Element location data
- - - - - - -
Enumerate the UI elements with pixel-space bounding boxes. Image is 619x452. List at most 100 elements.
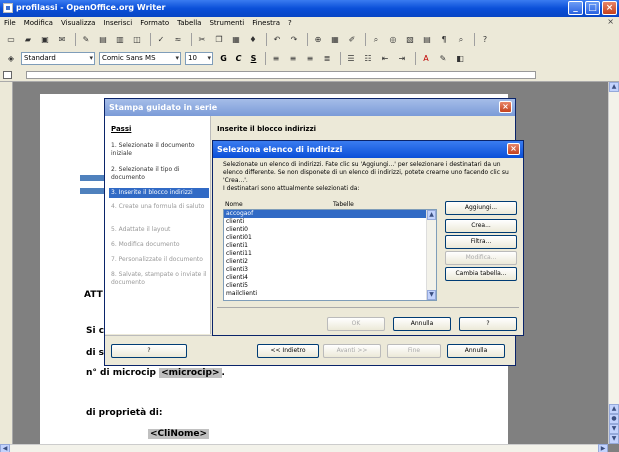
zoom-icon[interactable]: ⌕ (454, 33, 468, 46)
styles-formatting-icon[interactable]: ◈ (4, 52, 18, 65)
data-sources-icon[interactable]: ▤ (420, 33, 434, 46)
new-document-icon[interactable]: ▭ (4, 33, 18, 46)
italic-button[interactable]: C (232, 52, 245, 65)
wizard-step-3[interactable]: 3. Inserite il blocco indirizzi (109, 188, 209, 198)
wizard-close-button[interactable]: × (499, 101, 512, 113)
help-icon[interactable]: ? (478, 33, 492, 46)
list-item[interactable]: clienti3 (224, 266, 436, 274)
edit-file-icon[interactable]: ✎ (79, 33, 93, 46)
list-item[interactable]: clienti5 (224, 282, 436, 290)
navigator-icon[interactable]: ◎ (386, 33, 400, 46)
menu-strumenti[interactable]: Strumenti (205, 19, 248, 27)
scroll-right-icon[interactable]: ▶ (598, 444, 608, 452)
gallery-icon[interactable]: ▧ (403, 33, 417, 46)
list-item[interactable]: clienti2 (224, 258, 436, 266)
filter-button[interactable]: Filtra... (445, 235, 517, 249)
save-icon[interactable]: ▣ (38, 33, 52, 46)
doc-line-dis[interactable]: di s (86, 348, 104, 358)
find-replace-icon[interactable]: ⌕ (369, 33, 383, 46)
underline-button[interactable]: S (247, 52, 260, 65)
cancel-button[interactable]: Annulla (393, 317, 451, 331)
address-list-box[interactable]: accogaof clienti clienti0 clienti01 clie… (223, 209, 437, 301)
table-icon[interactable]: ▦ (328, 33, 342, 46)
font-color-icon[interactable]: A (419, 52, 433, 65)
column-header-tabelle[interactable]: Tabelle (333, 201, 354, 208)
format-paintbrush-icon[interactable]: ♦ (246, 33, 260, 46)
list-scrollbar[interactable]: ▲ ▼ (426, 210, 436, 300)
wizard-step-1[interactable]: 1. Selezionate il documento iniziale (109, 141, 209, 159)
dialog-close-button[interactable]: × (507, 143, 520, 155)
wizard-help-button[interactable]: ? (111, 344, 187, 358)
wizard-step-2[interactable]: 2. Selezionate il tipo di documento (109, 165, 209, 183)
autospellcheck-icon[interactable]: ≈ (171, 33, 185, 46)
show-draw-functions-icon[interactable]: ✐ (345, 33, 359, 46)
column-header-nome[interactable]: Nome (225, 201, 243, 208)
doc-line-microcip[interactable]: n° di microcip <microcip>. (86, 368, 225, 378)
doc-line-att[interactable]: ATT (84, 290, 103, 300)
bold-button[interactable]: G (217, 52, 230, 65)
export-pdf-icon[interactable]: ▤ (96, 33, 110, 46)
menu-tabella[interactable]: Tabella (173, 19, 205, 27)
highlighting-icon[interactable]: ✎ (436, 52, 450, 65)
increase-indent-icon[interactable]: ⇥ (395, 52, 409, 65)
list-item[interactable]: accogaof (224, 210, 436, 218)
menu-finestra[interactable]: Finestra (248, 19, 284, 27)
menu-modifica[interactable]: Modifica (20, 19, 57, 27)
list-item[interactable]: mailclienti (224, 290, 436, 298)
cut-icon[interactable]: ✂ (195, 33, 209, 46)
list-item[interactable]: clienti01 (224, 234, 436, 242)
list-item[interactable]: clienti11 (224, 250, 436, 258)
scroll-up-icon[interactable]: ▲ (609, 82, 619, 92)
menu-formato[interactable]: Formato (136, 19, 173, 27)
doc-line-proprieta[interactable]: di proprietà di: (86, 408, 162, 418)
next-page-icon[interactable]: ▼ (609, 424, 619, 434)
wizard-cancel-button[interactable]: Annulla (447, 344, 505, 358)
redo-icon[interactable]: ↷ (287, 33, 301, 46)
menu-visualizza[interactable]: Visualizza (57, 19, 99, 27)
horizontal-ruler[interactable] (0, 68, 619, 82)
close-window-button[interactable]: × (602, 1, 617, 15)
align-center-icon[interactable]: ≡ (286, 52, 300, 65)
decrease-indent-icon[interactable]: ⇤ (378, 52, 392, 65)
minimize-button[interactable]: _ (568, 1, 583, 15)
menu-file[interactable]: File (0, 19, 20, 27)
page-preview-icon[interactable]: ◫ (130, 33, 144, 46)
horizontal-scrollbar[interactable]: ◀ ▶ (0, 444, 608, 452)
maximize-button[interactable]: □ (585, 1, 600, 15)
spellcheck-icon[interactable]: ✓ (154, 33, 168, 46)
create-button[interactable]: Crea... (445, 219, 517, 233)
list-item[interactable]: clienti1 (224, 242, 436, 250)
previous-page-icon[interactable]: ▲ (609, 404, 619, 414)
print-icon[interactable]: ▥ (113, 33, 127, 46)
open-folder-icon[interactable]: ▰ (21, 33, 35, 46)
undo-icon[interactable]: ↶ (270, 33, 284, 46)
numbering-icon[interactable]: ☰ (344, 52, 358, 65)
menu-inserisci[interactable]: Inserisci (99, 19, 136, 27)
align-left-icon[interactable]: ≡ (269, 52, 283, 65)
list-item[interactable]: clienti (224, 218, 436, 226)
list-item[interactable]: clienti0 (224, 226, 436, 234)
scroll-down-icon[interactable]: ▼ (609, 434, 619, 444)
font-size-combo[interactable]: 10 (185, 52, 213, 65)
scroll-left-icon[interactable]: ◀ (0, 444, 10, 452)
list-item[interactable]: clienti4 (224, 274, 436, 282)
paste-icon[interactable]: ▦ (229, 33, 243, 46)
vertical-scrollbar[interactable]: ▲ ▲ ● ▼ ▼ (608, 82, 619, 444)
paragraph-style-combo[interactable]: Standard (21, 52, 95, 65)
font-name-combo[interactable]: Comic Sans MS (99, 52, 181, 65)
change-table-button[interactable]: Cambia tabella... (445, 267, 517, 281)
back-button[interactable]: << Indietro (257, 344, 319, 358)
align-right-icon[interactable]: ≡ (303, 52, 317, 65)
email-icon[interactable]: ✉ (55, 33, 69, 46)
navigation-icon[interactable]: ● (609, 414, 619, 424)
copy-icon[interactable]: ❐ (212, 33, 226, 46)
hyperlink-icon[interactable]: ⊕ (311, 33, 325, 46)
bullets-icon[interactable]: ☷ (361, 52, 375, 65)
list-scroll-up-icon[interactable]: ▲ (427, 210, 436, 220)
help-button[interactable]: ? (459, 317, 517, 331)
doc-line-si[interactable]: Si c (86, 326, 104, 336)
tab-stop-selector[interactable] (3, 71, 12, 79)
clinome-field[interactable]: <CliNome> (148, 429, 210, 439)
close-document-icon[interactable]: × (607, 17, 614, 26)
add-button[interactable]: Aggiungi... (445, 201, 517, 215)
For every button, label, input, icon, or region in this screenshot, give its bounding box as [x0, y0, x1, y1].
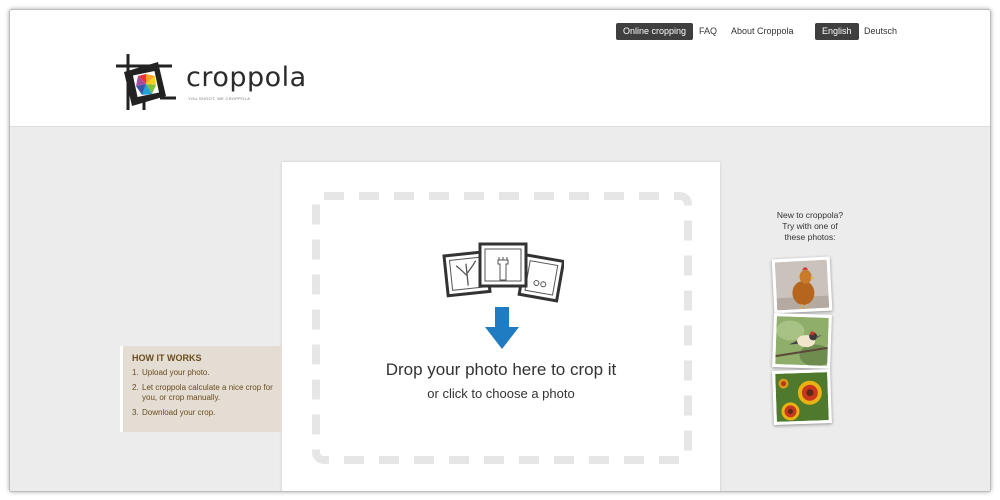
- - - - - - -
TO BE DONE
Please return all the records above unchanged, line for line, leaving out the pictures.

RESULT OF THIS TASK
Enumerate the UI elements with pixel-space bounding boxes. Image is 619x452. List at most 100 elements.
zoom-icon[interactable]: ⌕ (454, 33, 468, 46)
styles-formatting-icon[interactable]: ◈ (4, 52, 18, 65)
data-sources-icon[interactable]: ▤ (420, 33, 434, 46)
new-document-icon[interactable]: ▭ (4, 33, 18, 46)
italic-button[interactable]: C (232, 52, 245, 65)
wizard-step-3[interactable]: 3. Inserite il blocco indirizzi (109, 188, 209, 198)
wizard-close-button[interactable]: × (499, 101, 512, 113)
help-icon[interactable]: ? (478, 33, 492, 46)
list-item[interactable]: clienti3 (224, 266, 436, 274)
edit-file-icon[interactable]: ✎ (79, 33, 93, 46)
list-item[interactable]: clienti5 (224, 282, 436, 290)
navigator-icon[interactable]: ◎ (386, 33, 400, 46)
menu-strumenti[interactable]: Strumenti (205, 19, 248, 27)
scroll-right-icon[interactable]: ▶ (598, 444, 608, 452)
gallery-icon[interactable]: ▧ (403, 33, 417, 46)
list-item[interactable]: clienti2 (224, 258, 436, 266)
filter-button[interactable]: Filtra... (445, 235, 517, 249)
save-icon[interactable]: ▣ (38, 33, 52, 46)
doc-line-dis[interactable]: di s (86, 348, 104, 358)
find-replace-icon[interactable]: ⌕ (369, 33, 383, 46)
underline-button[interactable]: S (247, 52, 260, 65)
cancel-button[interactable]: Annulla (393, 317, 451, 331)
address-list-box[interactable]: accogaof clienti clienti0 clienti01 clie… (223, 209, 437, 301)
table-icon[interactable]: ▦ (328, 33, 342, 46)
font-color-icon[interactable]: A (419, 52, 433, 65)
column-header-tabelle[interactable]: Tabelle (333, 201, 354, 208)
format-paintbrush-icon[interactable]: ♦ (246, 33, 260, 46)
list-scrollbar[interactable]: ▲ ▼ (426, 210, 436, 300)
wizard-step-1[interactable]: 1. Selezionate il documento iniziale (109, 141, 209, 159)
dialog-close-button[interactable]: × (507, 143, 520, 155)
wizard-help-button[interactable]: ? (111, 344, 187, 358)
wizard-step-2[interactable]: 2. Selezionate il tipo di documento (109, 165, 209, 183)
autospellcheck-icon[interactable]: ≈ (171, 33, 185, 46)
show-draw-functions-icon[interactable]: ✐ (345, 33, 359, 46)
column-header-nome[interactable]: Nome (225, 201, 243, 208)
doc-line-microcip[interactable]: n° di microcip <microcip>. (86, 368, 225, 378)
doc-line-att[interactable]: ATT (84, 290, 103, 300)
bold-button[interactable]: G (217, 52, 230, 65)
export-pdf-icon[interactable]: ▤ (96, 33, 110, 46)
menu-tabella[interactable]: Tabella (173, 19, 205, 27)
highlighting-icon[interactable]: ✎ (436, 52, 450, 65)
increase-indent-icon[interactable]: ⇥ (395, 52, 409, 65)
list-item[interactable]: accogaof (224, 210, 436, 218)
menu-finestra[interactable]: Finestra (248, 19, 284, 27)
menu-modifica[interactable]: Modifica (20, 19, 57, 27)
list-item[interactable]: mailclienti (224, 290, 436, 298)
cut-icon[interactable]: ✂ (195, 33, 209, 46)
list-item[interactable]: clienti01 (224, 234, 436, 242)
list-item[interactable]: clienti11 (224, 250, 436, 258)
scroll-up-icon[interactable]: ▲ (609, 82, 619, 92)
menu-formato[interactable]: Formato (136, 19, 173, 27)
doc-line-proprieta[interactable]: di proprietà di: (86, 408, 162, 418)
next-page-icon[interactable]: ▼ (609, 424, 619, 434)
wizard-cancel-button[interactable]: Annulla (447, 344, 505, 358)
redo-icon[interactable]: ↷ (287, 33, 301, 46)
menu-visualizza[interactable]: Visualizza (57, 19, 99, 27)
horizontal-ruler[interactable] (0, 68, 619, 82)
close-window-button[interactable]: × (602, 1, 617, 15)
align-center-icon[interactable]: ≡ (286, 52, 300, 65)
decrease-indent-icon[interactable]: ⇤ (378, 52, 392, 65)
minimize-button[interactable]: _ (568, 1, 583, 15)
menu-file[interactable]: File (0, 19, 20, 27)
page-preview-icon[interactable]: ◫ (130, 33, 144, 46)
horizontal-scrollbar[interactable]: ◀ ▶ (0, 444, 608, 452)
maximize-button[interactable]: □ (585, 1, 600, 15)
spellcheck-icon[interactable]: ✓ (154, 33, 168, 46)
create-button[interactable]: Crea... (445, 219, 517, 233)
list-item[interactable]: clienti1 (224, 242, 436, 250)
previous-page-icon[interactable]: ▲ (609, 404, 619, 414)
print-icon[interactable]: ▥ (113, 33, 127, 46)
open-folder-icon[interactable]: ▰ (21, 33, 35, 46)
undo-icon[interactable]: ↶ (270, 33, 284, 46)
numbering-icon[interactable]: ☰ (344, 52, 358, 65)
menu-inserisci[interactable]: Inserisci (99, 19, 136, 27)
align-left-icon[interactable]: ≡ (269, 52, 283, 65)
list-item[interactable]: clienti (224, 218, 436, 226)
list-item[interactable]: clienti0 (224, 226, 436, 234)
scroll-down-icon[interactable]: ▼ (609, 434, 619, 444)
font-size-combo[interactable]: 10 (185, 52, 213, 65)
scroll-left-icon[interactable]: ◀ (0, 444, 10, 452)
list-item[interactable]: clienti4 (224, 274, 436, 282)
paste-icon[interactable]: ▦ (229, 33, 243, 46)
vertical-scrollbar[interactable]: ▲ ▲ ● ▼ ▼ (608, 82, 619, 444)
paragraph-style-combo[interactable]: Standard (21, 52, 95, 65)
font-name-combo[interactable]: Comic Sans MS (99, 52, 181, 65)
change-table-button[interactable]: Cambia tabella... (445, 267, 517, 281)
back-button[interactable]: << Indietro (257, 344, 319, 358)
align-right-icon[interactable]: ≡ (303, 52, 317, 65)
email-icon[interactable]: ✉ (55, 33, 69, 46)
navigation-icon[interactable]: ● (609, 414, 619, 424)
copy-icon[interactable]: ❐ (212, 33, 226, 46)
hyperlink-icon[interactable]: ⊕ (311, 33, 325, 46)
bullets-icon[interactable]: ☷ (361, 52, 375, 65)
list-scroll-up-icon[interactable]: ▲ (427, 210, 436, 220)
help-button[interactable]: ? (459, 317, 517, 331)
doc-line-si[interactable]: Si c (86, 326, 104, 336)
tab-stop-selector[interactable] (3, 71, 12, 79)
clinome-field[interactable]: <CliNome> (148, 429, 210, 439)
close-document-icon[interactable]: × (607, 17, 614, 26)
add-button[interactable]: Aggiungi... (445, 201, 517, 215)
For every button, label, input, icon, or region in this screenshot, give its bounding box as [x0, y0, x1, y1].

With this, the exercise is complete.